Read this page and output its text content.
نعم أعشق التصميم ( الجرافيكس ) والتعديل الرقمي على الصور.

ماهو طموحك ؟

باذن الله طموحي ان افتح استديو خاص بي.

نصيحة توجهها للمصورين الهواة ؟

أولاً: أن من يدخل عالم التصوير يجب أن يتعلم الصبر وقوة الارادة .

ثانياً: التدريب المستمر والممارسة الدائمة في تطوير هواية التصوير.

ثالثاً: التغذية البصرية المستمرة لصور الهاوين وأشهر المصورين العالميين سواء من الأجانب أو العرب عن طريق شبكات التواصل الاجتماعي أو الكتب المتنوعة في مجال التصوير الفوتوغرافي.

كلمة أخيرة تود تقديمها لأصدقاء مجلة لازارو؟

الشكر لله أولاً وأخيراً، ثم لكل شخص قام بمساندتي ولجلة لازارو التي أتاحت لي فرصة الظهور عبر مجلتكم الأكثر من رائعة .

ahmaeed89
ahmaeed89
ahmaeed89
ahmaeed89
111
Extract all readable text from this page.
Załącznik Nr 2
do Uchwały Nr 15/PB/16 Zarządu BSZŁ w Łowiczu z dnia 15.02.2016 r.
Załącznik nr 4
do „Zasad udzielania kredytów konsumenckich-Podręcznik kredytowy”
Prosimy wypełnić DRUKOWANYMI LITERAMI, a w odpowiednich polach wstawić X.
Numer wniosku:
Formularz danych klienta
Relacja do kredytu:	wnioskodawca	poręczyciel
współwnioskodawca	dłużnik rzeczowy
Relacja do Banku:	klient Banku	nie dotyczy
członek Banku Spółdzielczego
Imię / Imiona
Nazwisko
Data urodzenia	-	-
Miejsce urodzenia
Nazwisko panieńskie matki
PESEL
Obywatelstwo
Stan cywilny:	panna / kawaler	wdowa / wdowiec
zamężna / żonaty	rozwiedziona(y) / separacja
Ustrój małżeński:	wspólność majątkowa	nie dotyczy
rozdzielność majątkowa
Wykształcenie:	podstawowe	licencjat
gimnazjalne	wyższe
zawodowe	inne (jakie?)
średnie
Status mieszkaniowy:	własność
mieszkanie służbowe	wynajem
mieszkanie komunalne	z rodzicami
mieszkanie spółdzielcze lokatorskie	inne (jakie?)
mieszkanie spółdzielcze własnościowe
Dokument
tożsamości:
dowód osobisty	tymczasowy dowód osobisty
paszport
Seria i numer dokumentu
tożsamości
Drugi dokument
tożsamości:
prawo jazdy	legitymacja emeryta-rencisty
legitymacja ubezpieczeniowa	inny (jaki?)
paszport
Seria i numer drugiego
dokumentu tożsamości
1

> _Aim of the task_
Check each line of the entries for the string "legitymacja". Copy the lines that have it.

> _Exercise output_
prawo jazdy	legitymacja emeryta-rencisty
legitymacja ubezpieczeniowa	inny (jaki?)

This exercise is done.